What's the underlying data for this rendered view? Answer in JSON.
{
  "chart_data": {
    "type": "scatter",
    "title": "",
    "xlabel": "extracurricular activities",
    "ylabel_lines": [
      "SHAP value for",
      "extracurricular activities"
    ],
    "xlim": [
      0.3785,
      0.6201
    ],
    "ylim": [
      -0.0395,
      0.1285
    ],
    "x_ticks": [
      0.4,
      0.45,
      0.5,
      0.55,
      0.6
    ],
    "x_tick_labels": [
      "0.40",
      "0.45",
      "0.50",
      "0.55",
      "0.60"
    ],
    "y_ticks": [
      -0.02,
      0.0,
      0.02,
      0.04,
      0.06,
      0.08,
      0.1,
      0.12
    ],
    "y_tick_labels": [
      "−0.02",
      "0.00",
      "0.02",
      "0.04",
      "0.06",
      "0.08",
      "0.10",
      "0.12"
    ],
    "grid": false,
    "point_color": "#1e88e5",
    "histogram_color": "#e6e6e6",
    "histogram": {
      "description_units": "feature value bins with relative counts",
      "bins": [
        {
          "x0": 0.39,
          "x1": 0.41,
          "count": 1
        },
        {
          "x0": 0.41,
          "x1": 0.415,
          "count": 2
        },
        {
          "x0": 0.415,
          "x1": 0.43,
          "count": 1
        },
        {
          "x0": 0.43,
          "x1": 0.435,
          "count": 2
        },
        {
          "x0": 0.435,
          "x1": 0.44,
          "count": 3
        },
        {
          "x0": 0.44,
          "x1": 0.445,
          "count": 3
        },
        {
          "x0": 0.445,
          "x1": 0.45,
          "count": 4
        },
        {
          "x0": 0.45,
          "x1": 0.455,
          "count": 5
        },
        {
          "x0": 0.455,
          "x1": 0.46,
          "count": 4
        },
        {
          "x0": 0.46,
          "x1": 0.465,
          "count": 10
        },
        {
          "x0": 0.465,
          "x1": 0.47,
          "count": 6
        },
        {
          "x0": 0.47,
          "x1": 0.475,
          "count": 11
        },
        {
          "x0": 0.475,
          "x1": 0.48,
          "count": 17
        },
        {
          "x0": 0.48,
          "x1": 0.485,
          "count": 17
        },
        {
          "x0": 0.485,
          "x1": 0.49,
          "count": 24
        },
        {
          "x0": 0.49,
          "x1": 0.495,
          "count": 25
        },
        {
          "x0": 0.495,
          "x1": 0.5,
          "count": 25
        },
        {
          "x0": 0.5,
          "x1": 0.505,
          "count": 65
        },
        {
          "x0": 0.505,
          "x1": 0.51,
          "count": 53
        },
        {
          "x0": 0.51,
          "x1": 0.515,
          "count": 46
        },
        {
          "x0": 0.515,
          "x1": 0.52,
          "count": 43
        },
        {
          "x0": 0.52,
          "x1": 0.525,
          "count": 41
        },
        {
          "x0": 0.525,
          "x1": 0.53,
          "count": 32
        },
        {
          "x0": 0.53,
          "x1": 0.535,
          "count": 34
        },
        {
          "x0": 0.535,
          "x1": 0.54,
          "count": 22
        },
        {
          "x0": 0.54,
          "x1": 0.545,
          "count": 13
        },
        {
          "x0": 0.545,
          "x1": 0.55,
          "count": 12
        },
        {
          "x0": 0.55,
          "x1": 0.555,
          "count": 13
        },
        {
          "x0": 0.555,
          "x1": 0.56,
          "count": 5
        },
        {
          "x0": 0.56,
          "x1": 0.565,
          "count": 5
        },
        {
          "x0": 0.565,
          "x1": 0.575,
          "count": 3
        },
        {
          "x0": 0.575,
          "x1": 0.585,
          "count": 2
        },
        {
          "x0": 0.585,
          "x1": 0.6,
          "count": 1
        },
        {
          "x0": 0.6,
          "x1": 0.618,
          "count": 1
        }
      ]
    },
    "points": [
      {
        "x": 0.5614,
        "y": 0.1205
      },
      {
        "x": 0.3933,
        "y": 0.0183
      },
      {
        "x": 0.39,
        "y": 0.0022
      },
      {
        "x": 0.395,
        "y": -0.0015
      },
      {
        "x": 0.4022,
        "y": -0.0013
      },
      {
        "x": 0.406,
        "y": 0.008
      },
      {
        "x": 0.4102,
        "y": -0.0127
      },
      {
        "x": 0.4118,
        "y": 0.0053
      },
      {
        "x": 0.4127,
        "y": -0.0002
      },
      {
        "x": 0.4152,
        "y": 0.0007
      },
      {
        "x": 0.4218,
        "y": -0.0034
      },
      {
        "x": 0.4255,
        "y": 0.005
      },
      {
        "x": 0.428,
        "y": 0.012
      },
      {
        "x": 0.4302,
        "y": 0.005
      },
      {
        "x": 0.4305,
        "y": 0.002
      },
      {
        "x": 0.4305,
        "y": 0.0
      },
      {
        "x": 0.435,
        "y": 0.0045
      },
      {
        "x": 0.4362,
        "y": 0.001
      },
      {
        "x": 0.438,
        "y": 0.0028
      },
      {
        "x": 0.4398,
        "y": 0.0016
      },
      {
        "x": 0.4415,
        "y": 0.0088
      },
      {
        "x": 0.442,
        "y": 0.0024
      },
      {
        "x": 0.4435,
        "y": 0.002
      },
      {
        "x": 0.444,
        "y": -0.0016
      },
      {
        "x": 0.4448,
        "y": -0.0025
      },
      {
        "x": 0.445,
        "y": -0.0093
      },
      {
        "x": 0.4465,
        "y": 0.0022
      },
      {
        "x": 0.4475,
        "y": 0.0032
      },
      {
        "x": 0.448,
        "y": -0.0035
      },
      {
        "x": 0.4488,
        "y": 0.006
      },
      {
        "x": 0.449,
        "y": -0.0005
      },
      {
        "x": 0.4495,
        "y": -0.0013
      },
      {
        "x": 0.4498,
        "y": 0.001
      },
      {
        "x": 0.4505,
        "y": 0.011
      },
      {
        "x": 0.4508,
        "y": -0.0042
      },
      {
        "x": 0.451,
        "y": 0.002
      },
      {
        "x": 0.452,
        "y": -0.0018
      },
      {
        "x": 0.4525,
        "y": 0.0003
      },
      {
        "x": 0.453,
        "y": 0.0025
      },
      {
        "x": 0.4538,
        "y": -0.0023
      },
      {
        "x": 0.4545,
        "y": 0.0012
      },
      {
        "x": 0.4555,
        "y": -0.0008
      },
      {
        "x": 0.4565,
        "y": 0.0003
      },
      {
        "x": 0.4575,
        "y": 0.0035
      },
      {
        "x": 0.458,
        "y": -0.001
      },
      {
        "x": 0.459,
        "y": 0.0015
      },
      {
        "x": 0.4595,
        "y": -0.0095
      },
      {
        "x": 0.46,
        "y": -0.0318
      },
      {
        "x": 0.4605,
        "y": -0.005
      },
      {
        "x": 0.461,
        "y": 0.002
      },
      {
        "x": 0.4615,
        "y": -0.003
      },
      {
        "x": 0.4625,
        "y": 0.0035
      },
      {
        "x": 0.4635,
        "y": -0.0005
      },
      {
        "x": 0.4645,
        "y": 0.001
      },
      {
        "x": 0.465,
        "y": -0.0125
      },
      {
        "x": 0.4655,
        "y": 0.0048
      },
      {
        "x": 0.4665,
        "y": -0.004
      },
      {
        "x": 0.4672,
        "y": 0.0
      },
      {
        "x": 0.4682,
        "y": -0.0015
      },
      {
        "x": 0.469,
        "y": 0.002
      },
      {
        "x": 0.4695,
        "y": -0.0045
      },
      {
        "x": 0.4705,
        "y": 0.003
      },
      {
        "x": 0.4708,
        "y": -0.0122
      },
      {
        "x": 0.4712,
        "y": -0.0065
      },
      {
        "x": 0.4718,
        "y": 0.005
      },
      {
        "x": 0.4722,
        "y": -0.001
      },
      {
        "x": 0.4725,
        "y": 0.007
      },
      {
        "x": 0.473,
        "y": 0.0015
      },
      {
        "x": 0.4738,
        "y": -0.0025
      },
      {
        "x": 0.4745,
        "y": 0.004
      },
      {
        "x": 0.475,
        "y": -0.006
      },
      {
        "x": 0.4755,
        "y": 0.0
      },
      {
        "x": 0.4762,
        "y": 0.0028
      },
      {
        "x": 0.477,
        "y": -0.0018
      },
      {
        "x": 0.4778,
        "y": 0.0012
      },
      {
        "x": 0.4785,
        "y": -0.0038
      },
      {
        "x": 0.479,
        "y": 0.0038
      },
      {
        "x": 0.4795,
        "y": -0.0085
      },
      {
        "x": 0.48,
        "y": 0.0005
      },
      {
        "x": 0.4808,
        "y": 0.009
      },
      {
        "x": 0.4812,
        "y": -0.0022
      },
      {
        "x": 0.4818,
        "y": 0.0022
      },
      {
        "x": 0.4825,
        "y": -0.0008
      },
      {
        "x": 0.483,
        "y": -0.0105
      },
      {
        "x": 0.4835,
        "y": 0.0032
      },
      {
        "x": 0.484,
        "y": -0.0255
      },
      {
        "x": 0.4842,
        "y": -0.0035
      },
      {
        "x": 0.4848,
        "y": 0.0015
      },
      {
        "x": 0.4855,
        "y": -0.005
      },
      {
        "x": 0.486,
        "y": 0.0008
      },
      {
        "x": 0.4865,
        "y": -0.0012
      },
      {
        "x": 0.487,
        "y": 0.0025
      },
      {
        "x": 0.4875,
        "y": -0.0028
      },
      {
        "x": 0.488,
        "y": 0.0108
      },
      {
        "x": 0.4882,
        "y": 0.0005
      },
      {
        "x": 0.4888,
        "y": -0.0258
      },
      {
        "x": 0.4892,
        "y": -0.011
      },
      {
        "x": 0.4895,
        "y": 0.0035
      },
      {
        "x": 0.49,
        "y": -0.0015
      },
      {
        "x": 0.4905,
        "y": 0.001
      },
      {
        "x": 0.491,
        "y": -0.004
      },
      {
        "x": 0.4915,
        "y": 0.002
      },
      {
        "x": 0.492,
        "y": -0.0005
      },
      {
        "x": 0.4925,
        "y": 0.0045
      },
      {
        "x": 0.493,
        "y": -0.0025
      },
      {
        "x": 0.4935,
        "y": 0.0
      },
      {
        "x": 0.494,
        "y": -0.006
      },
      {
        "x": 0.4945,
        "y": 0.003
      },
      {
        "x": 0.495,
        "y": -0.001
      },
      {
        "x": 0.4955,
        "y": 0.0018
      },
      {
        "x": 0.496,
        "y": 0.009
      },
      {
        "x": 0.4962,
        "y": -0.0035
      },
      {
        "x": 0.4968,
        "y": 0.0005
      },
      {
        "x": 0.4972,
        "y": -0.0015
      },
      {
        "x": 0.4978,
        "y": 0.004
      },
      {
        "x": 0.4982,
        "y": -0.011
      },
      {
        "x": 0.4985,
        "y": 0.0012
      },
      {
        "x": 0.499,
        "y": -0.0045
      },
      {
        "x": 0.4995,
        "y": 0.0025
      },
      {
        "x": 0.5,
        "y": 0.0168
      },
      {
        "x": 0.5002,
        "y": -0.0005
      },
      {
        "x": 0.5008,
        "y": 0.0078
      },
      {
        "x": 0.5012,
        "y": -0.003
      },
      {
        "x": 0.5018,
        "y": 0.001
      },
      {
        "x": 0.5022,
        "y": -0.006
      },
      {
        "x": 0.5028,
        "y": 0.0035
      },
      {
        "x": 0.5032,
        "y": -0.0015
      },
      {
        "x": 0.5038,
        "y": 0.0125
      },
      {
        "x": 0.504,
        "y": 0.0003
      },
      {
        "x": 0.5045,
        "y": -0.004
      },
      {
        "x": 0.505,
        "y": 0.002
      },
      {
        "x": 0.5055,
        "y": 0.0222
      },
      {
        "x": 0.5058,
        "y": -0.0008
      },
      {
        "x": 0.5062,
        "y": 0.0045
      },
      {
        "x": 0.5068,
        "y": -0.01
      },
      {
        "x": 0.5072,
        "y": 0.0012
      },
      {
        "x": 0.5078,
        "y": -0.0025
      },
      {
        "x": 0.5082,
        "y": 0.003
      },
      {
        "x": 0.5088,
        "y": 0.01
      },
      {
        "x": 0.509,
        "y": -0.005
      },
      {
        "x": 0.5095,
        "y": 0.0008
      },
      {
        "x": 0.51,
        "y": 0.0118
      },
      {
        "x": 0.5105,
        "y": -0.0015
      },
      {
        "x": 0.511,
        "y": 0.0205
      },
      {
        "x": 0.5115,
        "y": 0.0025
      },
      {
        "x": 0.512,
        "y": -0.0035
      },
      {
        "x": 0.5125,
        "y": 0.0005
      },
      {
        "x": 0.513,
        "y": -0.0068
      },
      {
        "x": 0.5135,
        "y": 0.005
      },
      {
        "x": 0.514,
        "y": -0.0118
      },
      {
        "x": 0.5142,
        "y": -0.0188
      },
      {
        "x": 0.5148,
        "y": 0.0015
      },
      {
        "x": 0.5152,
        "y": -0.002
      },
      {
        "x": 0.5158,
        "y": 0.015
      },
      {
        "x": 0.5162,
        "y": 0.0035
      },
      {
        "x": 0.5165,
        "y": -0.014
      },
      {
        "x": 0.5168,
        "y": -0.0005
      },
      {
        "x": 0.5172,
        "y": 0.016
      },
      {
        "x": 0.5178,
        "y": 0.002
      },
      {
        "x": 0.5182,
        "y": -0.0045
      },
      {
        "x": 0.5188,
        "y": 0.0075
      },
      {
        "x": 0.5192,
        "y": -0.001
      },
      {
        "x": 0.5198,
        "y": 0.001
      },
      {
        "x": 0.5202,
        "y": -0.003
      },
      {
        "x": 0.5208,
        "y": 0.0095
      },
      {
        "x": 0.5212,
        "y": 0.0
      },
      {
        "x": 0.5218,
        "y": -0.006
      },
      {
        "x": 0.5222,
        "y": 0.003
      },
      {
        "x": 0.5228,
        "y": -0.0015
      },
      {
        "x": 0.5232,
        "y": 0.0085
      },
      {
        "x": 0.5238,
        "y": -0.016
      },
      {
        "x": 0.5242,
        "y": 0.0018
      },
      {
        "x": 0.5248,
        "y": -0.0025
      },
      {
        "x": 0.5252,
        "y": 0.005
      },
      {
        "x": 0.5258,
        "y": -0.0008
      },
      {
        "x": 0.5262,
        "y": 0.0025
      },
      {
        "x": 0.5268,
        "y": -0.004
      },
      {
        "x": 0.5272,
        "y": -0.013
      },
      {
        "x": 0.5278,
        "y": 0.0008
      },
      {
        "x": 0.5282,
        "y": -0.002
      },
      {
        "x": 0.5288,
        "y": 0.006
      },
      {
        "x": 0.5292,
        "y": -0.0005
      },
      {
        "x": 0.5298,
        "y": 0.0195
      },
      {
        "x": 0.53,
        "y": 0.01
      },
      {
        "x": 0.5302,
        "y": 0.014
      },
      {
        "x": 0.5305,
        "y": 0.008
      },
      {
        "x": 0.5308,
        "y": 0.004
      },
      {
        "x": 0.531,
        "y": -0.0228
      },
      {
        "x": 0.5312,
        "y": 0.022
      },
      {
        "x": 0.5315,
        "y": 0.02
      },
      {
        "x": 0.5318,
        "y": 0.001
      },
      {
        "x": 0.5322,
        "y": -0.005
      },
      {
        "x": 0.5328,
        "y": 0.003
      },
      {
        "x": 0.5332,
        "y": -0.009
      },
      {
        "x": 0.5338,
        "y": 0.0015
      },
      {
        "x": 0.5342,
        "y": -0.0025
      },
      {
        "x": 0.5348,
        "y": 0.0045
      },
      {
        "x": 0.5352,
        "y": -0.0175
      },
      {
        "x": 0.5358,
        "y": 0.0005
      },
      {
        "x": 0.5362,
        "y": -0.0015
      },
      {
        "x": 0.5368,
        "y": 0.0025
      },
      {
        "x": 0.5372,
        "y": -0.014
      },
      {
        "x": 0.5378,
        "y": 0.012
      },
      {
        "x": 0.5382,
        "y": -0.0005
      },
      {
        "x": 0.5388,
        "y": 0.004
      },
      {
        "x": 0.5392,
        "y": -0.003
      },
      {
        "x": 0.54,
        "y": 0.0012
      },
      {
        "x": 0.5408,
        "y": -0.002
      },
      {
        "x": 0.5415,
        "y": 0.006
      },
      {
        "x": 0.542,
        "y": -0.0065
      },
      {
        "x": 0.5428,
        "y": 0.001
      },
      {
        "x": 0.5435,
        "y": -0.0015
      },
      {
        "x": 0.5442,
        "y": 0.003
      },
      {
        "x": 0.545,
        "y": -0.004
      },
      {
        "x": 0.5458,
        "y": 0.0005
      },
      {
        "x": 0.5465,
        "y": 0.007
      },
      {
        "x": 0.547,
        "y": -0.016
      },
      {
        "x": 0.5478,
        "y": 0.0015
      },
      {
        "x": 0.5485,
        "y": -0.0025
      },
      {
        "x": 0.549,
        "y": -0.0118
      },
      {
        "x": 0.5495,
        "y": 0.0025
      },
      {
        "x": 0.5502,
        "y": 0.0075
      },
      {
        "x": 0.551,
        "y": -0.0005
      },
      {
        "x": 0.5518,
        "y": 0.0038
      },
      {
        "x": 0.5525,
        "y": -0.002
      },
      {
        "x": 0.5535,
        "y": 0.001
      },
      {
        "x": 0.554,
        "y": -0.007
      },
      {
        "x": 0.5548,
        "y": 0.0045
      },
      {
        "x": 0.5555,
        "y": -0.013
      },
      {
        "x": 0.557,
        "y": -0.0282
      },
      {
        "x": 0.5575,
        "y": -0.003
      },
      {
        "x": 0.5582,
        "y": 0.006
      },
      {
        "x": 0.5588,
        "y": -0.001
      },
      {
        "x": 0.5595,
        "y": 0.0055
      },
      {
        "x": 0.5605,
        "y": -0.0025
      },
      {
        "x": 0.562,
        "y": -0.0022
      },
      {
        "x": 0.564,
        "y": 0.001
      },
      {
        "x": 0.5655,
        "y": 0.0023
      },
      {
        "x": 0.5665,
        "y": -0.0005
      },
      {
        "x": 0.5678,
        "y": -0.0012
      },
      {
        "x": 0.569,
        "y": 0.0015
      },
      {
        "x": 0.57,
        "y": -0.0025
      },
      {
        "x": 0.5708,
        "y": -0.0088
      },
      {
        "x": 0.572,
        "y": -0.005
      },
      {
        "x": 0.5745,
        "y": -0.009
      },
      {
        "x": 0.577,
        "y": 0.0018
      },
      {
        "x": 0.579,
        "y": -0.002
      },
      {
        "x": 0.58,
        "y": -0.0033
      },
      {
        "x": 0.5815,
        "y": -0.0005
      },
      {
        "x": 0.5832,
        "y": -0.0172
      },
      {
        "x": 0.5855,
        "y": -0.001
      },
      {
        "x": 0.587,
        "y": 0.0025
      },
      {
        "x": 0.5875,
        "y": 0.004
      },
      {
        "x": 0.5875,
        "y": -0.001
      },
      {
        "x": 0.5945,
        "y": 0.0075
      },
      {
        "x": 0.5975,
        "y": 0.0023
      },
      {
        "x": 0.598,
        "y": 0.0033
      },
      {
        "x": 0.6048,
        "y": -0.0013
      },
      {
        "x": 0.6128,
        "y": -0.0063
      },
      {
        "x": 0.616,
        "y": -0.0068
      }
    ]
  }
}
☆ ☆ ☆ ☆ ☆
_Aim of the task:_
From the records above, copy every line that holds the word "bins".

_Final result:_
      "description_units": "feature value bins with relative counts",
      "bins": [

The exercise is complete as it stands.